Task >> Take the data below and repeat it exactly.

-- begin --

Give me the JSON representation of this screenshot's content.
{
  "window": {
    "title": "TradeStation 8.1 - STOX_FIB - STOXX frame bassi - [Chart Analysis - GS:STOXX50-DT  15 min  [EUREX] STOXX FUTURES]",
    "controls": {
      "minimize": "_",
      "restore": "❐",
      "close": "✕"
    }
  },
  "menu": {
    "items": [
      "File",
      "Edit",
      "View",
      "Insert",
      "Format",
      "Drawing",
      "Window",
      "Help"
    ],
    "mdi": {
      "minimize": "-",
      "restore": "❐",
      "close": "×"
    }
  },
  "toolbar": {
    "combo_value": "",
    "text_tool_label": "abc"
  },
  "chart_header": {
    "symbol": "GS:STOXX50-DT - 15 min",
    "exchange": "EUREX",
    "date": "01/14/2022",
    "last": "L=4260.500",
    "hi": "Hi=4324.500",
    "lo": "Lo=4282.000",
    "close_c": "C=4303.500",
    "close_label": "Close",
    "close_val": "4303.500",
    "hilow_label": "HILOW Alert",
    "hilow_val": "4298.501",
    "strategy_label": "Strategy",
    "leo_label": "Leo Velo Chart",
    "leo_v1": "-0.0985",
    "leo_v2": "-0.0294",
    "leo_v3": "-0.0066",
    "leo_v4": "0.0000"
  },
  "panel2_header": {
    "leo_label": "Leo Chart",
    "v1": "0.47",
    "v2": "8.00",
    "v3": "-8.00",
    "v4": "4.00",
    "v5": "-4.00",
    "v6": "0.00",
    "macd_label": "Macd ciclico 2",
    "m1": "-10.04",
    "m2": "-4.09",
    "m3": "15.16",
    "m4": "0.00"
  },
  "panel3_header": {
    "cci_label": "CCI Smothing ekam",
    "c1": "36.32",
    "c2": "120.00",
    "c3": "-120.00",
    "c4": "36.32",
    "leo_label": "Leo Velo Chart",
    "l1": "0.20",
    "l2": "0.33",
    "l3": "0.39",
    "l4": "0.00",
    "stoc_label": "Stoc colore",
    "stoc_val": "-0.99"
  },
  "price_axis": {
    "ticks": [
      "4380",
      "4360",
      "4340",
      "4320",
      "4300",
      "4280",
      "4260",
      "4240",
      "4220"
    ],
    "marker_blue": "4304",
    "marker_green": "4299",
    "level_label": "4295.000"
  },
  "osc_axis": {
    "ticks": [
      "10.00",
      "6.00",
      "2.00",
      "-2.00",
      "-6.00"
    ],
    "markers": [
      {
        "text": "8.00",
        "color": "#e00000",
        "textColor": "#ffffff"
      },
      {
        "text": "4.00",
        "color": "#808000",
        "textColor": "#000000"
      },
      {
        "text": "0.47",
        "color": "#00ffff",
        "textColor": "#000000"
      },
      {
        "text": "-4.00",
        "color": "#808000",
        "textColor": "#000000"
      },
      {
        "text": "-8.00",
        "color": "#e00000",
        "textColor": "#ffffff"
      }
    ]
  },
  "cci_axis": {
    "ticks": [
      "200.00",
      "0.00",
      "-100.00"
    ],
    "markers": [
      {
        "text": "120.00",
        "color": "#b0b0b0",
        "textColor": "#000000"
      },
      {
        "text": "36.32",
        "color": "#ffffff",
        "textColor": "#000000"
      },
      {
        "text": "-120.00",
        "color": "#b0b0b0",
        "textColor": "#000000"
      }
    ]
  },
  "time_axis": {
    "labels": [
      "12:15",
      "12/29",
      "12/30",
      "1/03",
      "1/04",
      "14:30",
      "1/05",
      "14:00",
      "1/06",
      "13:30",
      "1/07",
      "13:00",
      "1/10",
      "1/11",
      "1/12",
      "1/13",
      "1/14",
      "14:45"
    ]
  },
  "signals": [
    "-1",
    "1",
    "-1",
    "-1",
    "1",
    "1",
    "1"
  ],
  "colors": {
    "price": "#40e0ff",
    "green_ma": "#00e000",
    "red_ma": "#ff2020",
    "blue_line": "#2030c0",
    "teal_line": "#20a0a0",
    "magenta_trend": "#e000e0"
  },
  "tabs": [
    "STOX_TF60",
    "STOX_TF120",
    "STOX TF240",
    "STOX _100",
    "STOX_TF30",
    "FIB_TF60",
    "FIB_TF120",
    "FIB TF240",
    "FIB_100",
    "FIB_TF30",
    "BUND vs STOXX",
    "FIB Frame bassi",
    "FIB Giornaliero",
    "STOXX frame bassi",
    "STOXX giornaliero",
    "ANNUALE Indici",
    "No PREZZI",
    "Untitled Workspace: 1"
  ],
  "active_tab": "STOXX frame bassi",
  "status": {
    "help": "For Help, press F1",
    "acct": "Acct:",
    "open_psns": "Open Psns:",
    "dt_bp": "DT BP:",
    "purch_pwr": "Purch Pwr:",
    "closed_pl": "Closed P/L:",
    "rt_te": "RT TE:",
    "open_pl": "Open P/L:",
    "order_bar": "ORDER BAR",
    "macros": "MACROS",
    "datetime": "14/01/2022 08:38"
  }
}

-- end --

Complete output >>
Give me the JSON representation of this screenshot's content.
{
  "window": {
    "title": "TradeStation 8.1 - STOX_FIB - STOXX frame bassi - [Chart Analysis - GS:STOXX50-DT  15 min  [EUREX] STOXX FUTURES]",
    "controls": {
      "minimize": "_",
      "restore": "❐",
      "close": "✕"
    }
  },
  "menu": {
    "items": [
      "File",
      "Edit",
      "View",
      "Insert",
      "Format",
      "Drawing",
      "Window",
      "Help"
    ],
    "mdi": {
      "minimize": "-",
      "restore": "❐",
      "close": "×"
    }
  },
  "toolbar": {
    "combo_value": "",
    "text_tool_label": "abc"
  },
  "chart_header": {
    "symbol": "GS:STOXX50-DT - 15 min",
    "exchange": "EUREX",
    "date": "01/14/2022",
    "last": "L=4260.500",
    "hi": "Hi=4324.500",
    "lo": "Lo=4282.000",
    "close_c": "C=4303.500",
    "close_label": "Close",
    "close_val": "4303.500",
    "hilow_label": "HILOW Alert",
    "hilow_val": "4298.501",
    "strategy_label": "Strategy",
    "leo_label": "Leo Velo Chart",
    "leo_v1": "-0.0985",
    "leo_v2": "-0.0294",
    "leo_v3": "-0.0066",
    "leo_v4": "0.0000"
  },
  "panel2_header": {
    "leo_label": "Leo Chart",
    "v1": "0.47",
    "v2": "8.00",
    "v3": "-8.00",
    "v4": "4.00",
    "v5": "-4.00",
    "v6": "0.00",
    "macd_label": "Macd ciclico 2",
    "m1": "-10.04",
    "m2": "-4.09",
    "m3": "15.16",
    "m4": "0.00"
  },
  "panel3_header": {
    "cci_label": "CCI Smothing ekam",
    "c1": "36.32",
    "c2": "120.00",
    "c3": "-120.00",
    "c4": "36.32",
    "leo_label": "Leo Velo Chart",
    "l1": "0.20",
    "l2": "0.33",
    "l3": "0.39",
    "l4": "0.00",
    "stoc_label": "Stoc colore",
    "stoc_val": "-0.99"
  },
  "price_axis": {
    "ticks": [
      "4380",
      "4360",
      "4340",
      "4320",
      "4300",
      "4280",
      "4260",
      "4240",
      "4220"
    ],
    "marker_blue": "4304",
    "marker_green": "4299",
    "level_label": "4295.000"
  },
  "osc_axis": {
    "ticks": [
      "10.00",
      "6.00",
      "2.00",
      "-2.00",
      "-6.00"
    ],
    "markers": [
      {
        "text": "8.00",
        "color": "#e00000",
        "textColor": "#ffffff"
      },
      {
        "text": "4.00",
        "color": "#808000",
        "textColor": "#000000"
      },
      {
        "text": "0.47",
        "color": "#00ffff",
        "textColor": "#000000"
      },
      {
        "text": "-4.00",
        "color": "#808000",
        "textColor": "#000000"
      },
      {
        "text": "-8.00",
        "color": "#e00000",
        "textColor": "#ffffff"
      }
    ]
  },
  "cci_axis": {
    "ticks": [
      "200.00",
      "0.00",
      "-100.00"
    ],
    "markers": [
      {
        "text": "120.00",
        "color": "#b0b0b0",
        "textColor": "#000000"
      },
      {
        "text": "36.32",
        "color": "#ffffff",
        "textColor": "#000000"
      },
      {
        "text": "-120.00",
        "color": "#b0b0b0",
        "textColor": "#000000"
      }
    ]
  },
  "time_axis": {
    "labels": [
      "12:15",
      "12/29",
      "12/30",
      "1/03",
      "1/04",
      "14:30",
      "1/05",
      "14:00",
      "1/06",
      "13:30",
      "1/07",
      "13:00",
      "1/10",
      "1/11",
      "1/12",
      "1/13",
      "1/14",
      "14:45"
    ]
  },
  "signals": [
    "-1",
    "1",
    "-1",
    "-1",
    "1",
    "1",
    "1"
  ],
  "colors": {
    "price": "#40e0ff",
    "green_ma": "#00e000",
    "red_ma": "#ff2020",
    "blue_line": "#2030c0",
    "teal_line": "#20a0a0",
    "magenta_trend": "#e000e0"
  },
  "tabs": [
    "STOX_TF60",
    "STOX_TF120",
    "STOX TF240",
    "STOX _100",
    "STOX_TF30",
    "FIB_TF60",
    "FIB_TF120",
    "FIB TF240",
    "FIB_100",
    "FIB_TF30",
    "BUND vs STOXX",
    "FIB Frame bassi",
    "FIB Giornaliero",
    "STOXX frame bassi",
    "STOXX giornaliero",
    "ANNUALE Indici",
    "No PREZZI",
    "Untitled Workspace: 1"
  ],
  "active_tab": "STOXX frame bassi",
  "status": {
    "help": "For Help, press F1",
    "acct": "Acct:",
    "open_psns": "Open Psns:",
    "dt_bp": "DT BP:",
    "purch_pwr": "Purch Pwr:",
    "closed_pl": "Closed P/L:",
    "rt_te": "RT TE:",
    "open_pl": "Open P/L:",
    "order_bar": "ORDER BAR",
    "macros": "MACROS",
    "datetime": "14/01/2022 08:38"
  }
}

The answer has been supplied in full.